■ What needs to be done
Repeat the records below exactly, leaving out any pictures.

■ Records for this exercise
▼
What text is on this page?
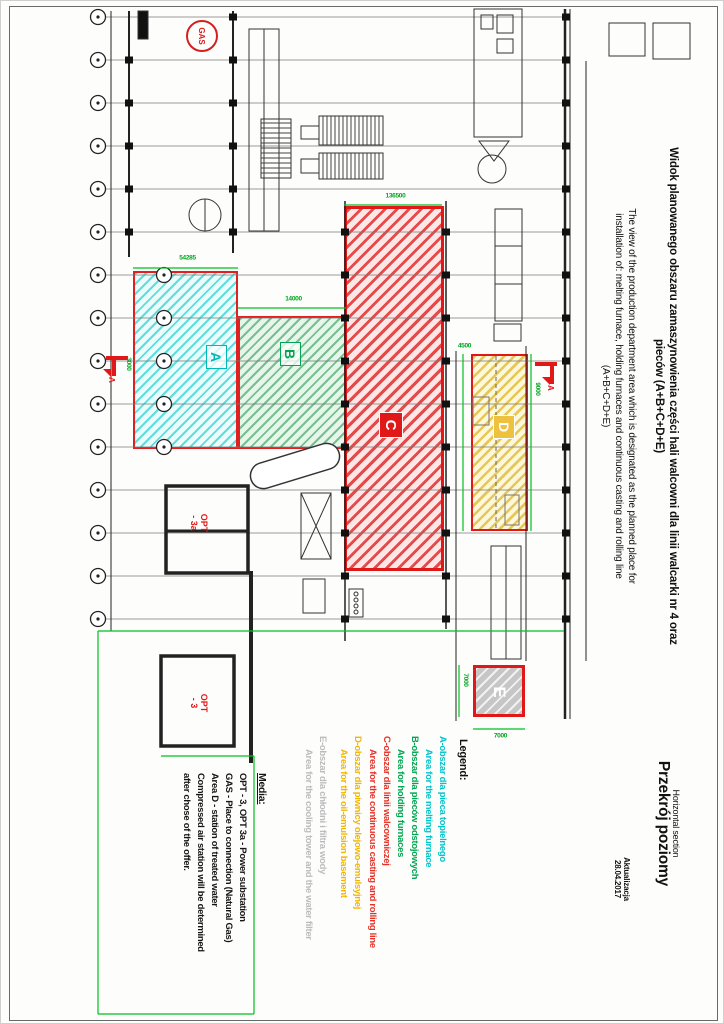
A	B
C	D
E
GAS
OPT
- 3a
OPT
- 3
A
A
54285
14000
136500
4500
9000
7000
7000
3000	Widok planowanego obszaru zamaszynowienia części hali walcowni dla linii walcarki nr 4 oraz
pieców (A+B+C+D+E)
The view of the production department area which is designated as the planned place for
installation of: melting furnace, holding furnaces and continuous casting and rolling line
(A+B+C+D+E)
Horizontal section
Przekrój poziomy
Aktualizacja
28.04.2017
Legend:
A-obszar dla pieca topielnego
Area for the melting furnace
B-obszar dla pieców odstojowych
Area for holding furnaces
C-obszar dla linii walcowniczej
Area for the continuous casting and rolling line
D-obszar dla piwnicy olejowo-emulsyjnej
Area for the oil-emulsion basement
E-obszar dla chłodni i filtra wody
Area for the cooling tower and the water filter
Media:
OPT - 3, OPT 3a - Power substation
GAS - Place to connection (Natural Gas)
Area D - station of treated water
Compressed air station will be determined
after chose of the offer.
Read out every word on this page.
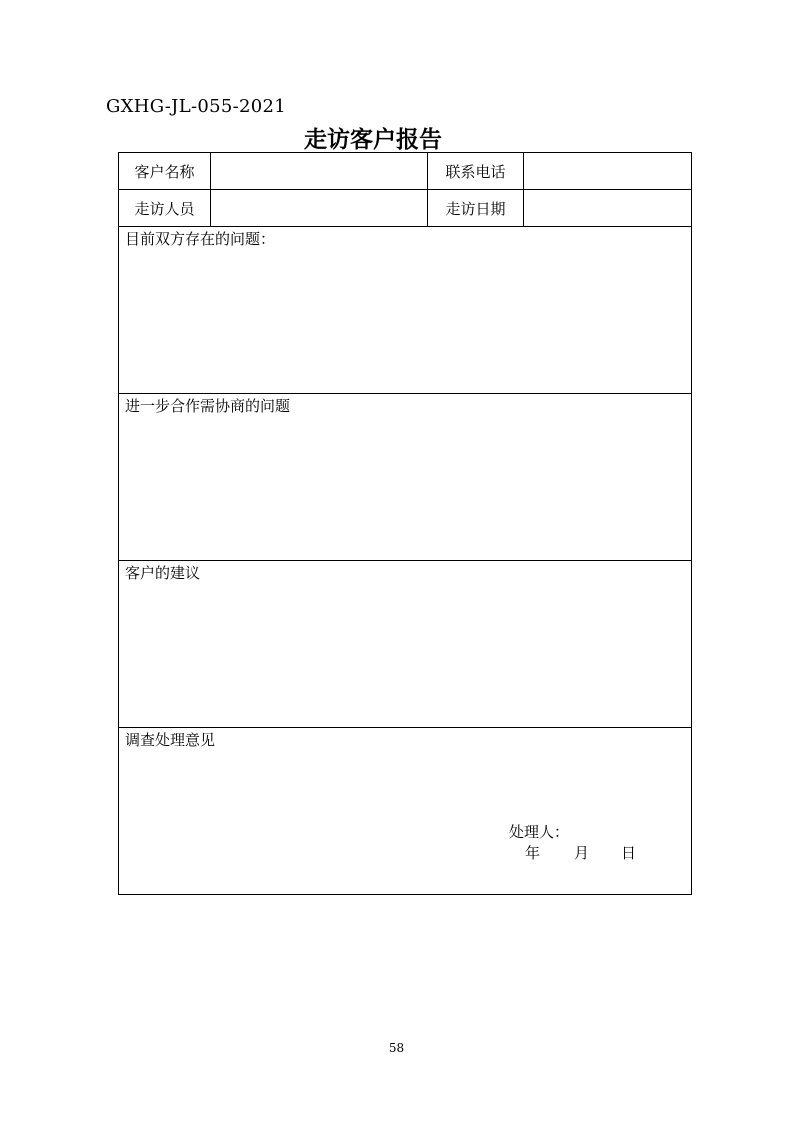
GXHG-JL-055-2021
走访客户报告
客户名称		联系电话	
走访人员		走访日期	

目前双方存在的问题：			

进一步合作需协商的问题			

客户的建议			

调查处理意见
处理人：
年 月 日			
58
▲
■ Task result
What text is on this page?
A	B
C	D
E
GAS
OPT
- 3a
OPT
- 3
A
A
54285
14000
136500
4500
9000
7000
7000
3000	Widok planowanego obszaru zamaszynowienia części hali walcowni dla linii walcarki nr 4 oraz
pieców (A+B+C+D+E)
The view of the production department area which is designated as the planned place for
installation of: melting furnace, holding furnaces and continuous casting and rolling line
(A+B+C+D+E)
Horizontal section
Przekrój poziomy
Aktualizacja
28.04.2017
Legend:
A-obszar dla pieca topielnego
Area for the melting furnace
B-obszar dla pieców odstojowych
Area for holding furnaces
C-obszar dla linii walcowniczej
Area for the continuous casting and rolling line
D-obszar dla piwnicy olejowo-emulsyjnej
Area for the oil-emulsion basement
E-obszar dla chłodni i filtra wody
Area for the cooling tower and the water filter
Media:
OPT - 3, OPT 3a - Power substation
GAS - Place to connection (Natural Gas)
Area D - station of treated water
Compressed air station will be determined
after chose of the offer.
Read out every word on this page.
GXHG-JL-055-2021
走访客户报告
客户名称		联系电话	
走访人员		走访日期	

目前双方存在的问题：			

进一步合作需协商的问题			

客户的建议			

调查处理意见
处理人：
年 月 日			
58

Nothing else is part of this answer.